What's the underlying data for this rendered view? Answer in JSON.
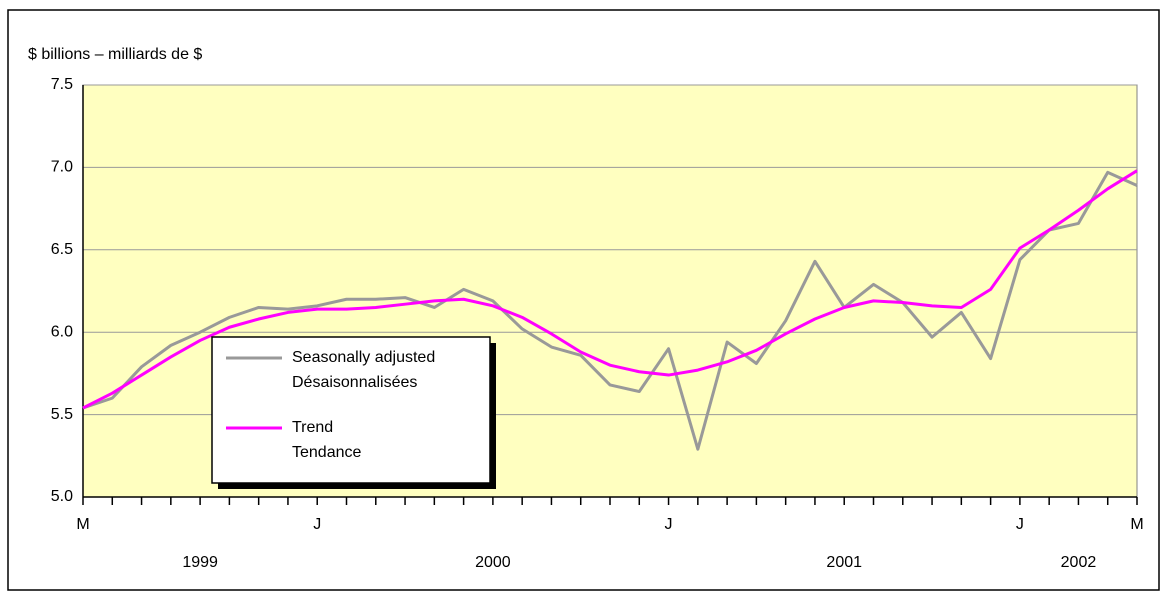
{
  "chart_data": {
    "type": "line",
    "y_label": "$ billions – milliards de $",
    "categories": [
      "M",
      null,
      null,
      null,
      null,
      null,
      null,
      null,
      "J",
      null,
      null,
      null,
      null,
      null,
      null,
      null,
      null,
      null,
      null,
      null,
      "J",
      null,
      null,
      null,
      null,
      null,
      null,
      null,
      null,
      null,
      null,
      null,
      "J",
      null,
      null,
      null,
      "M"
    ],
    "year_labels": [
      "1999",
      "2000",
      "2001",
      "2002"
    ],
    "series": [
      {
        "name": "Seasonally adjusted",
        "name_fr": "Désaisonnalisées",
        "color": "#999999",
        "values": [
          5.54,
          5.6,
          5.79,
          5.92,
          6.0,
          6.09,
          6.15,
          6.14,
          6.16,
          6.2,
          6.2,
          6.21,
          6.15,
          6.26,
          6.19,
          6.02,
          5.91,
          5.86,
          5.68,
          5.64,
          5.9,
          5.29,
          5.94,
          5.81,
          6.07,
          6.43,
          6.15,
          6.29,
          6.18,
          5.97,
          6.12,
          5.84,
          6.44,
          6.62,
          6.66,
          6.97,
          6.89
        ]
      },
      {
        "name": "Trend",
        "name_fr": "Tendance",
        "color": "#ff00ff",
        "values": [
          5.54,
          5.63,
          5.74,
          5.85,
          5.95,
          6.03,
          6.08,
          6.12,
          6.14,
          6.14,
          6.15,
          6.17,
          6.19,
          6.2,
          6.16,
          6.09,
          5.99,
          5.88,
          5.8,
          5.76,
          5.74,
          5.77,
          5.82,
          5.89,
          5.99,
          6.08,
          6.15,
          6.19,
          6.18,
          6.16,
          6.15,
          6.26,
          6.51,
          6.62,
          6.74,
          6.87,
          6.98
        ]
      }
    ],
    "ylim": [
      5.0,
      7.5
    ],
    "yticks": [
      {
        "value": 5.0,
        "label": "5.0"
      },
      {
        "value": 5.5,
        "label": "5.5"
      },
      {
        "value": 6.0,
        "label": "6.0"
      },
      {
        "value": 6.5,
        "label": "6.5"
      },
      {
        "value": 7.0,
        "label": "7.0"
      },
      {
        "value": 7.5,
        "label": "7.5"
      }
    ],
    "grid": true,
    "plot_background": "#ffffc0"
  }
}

*-*-*

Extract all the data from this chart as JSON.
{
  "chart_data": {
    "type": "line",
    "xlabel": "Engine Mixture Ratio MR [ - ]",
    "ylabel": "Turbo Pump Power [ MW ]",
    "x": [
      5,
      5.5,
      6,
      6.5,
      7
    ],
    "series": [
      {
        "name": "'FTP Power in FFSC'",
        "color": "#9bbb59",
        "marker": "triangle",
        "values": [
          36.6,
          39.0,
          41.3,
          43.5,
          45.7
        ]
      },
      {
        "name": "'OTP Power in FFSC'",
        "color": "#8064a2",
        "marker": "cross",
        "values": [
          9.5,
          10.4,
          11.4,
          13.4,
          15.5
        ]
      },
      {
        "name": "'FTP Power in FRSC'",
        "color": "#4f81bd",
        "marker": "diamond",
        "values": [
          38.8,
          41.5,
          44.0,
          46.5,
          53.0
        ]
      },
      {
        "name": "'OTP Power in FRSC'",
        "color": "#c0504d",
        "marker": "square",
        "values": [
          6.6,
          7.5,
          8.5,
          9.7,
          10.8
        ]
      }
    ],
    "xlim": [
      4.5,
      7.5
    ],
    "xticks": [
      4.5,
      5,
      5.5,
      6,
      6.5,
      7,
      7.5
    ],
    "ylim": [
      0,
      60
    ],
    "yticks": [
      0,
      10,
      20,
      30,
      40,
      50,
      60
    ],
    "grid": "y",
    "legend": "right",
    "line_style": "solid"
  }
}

*-*-*

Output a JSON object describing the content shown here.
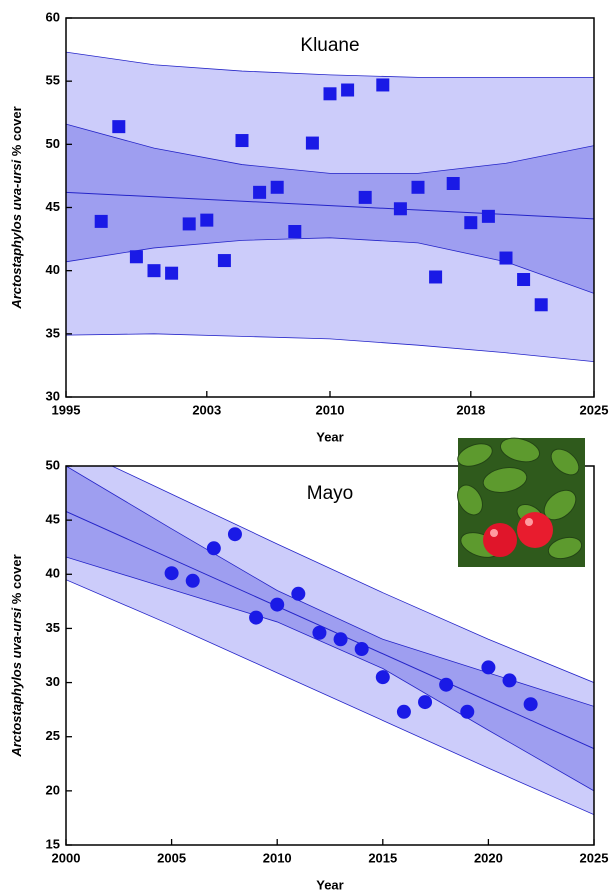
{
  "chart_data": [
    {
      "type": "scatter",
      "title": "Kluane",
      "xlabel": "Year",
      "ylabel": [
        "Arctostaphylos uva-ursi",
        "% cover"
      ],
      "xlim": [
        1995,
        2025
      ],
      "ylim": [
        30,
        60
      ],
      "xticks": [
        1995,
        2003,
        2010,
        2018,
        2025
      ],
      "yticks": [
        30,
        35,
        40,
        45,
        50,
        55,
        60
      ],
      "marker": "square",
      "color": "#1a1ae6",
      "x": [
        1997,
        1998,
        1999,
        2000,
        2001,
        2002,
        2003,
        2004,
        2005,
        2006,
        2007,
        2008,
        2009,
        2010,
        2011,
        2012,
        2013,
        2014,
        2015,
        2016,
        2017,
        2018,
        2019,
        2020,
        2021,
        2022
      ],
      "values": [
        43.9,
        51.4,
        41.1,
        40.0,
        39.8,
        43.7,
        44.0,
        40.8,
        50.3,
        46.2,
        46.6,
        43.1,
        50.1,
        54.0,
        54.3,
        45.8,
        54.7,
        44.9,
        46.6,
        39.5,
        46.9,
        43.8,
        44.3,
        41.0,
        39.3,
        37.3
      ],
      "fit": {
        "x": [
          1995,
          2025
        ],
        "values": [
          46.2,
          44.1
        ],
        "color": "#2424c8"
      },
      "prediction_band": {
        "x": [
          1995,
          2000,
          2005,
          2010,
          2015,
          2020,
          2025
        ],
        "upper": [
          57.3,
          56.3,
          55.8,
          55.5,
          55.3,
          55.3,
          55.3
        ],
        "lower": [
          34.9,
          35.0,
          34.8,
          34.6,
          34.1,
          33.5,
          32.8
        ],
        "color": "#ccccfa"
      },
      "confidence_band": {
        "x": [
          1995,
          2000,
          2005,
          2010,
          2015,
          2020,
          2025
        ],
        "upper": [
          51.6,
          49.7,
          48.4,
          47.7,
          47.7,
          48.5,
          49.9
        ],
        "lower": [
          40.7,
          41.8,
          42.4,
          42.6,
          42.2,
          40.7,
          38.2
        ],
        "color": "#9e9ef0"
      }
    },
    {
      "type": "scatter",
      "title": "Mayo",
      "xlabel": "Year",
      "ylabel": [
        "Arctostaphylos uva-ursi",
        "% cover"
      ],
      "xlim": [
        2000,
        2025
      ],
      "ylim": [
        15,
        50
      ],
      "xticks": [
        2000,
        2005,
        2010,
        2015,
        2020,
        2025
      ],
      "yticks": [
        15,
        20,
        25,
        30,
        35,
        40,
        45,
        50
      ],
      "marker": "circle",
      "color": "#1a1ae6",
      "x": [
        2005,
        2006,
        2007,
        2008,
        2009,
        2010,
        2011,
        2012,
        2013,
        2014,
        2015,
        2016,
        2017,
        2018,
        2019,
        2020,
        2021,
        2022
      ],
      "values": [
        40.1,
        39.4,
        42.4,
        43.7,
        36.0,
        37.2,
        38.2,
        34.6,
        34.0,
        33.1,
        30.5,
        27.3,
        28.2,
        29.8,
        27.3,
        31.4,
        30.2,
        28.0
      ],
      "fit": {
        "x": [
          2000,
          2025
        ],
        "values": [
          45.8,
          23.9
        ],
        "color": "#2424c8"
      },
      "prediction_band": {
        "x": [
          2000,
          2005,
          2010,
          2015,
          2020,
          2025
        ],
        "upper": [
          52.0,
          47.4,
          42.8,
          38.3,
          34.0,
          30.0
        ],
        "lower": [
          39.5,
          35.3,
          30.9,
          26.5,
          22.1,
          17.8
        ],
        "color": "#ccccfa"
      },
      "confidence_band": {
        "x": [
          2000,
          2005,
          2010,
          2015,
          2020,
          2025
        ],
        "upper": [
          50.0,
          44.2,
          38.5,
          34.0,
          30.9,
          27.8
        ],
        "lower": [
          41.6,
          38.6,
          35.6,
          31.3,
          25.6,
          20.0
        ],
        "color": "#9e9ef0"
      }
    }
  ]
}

*-*-*

Copy out every line of the listing that includes the string "marker".

Task result:
        "marker": "triangle",
        "marker": "cross",
        "marker": "diamond",
        "marker": "square",
      "marker": "square",
      "marker": "circle",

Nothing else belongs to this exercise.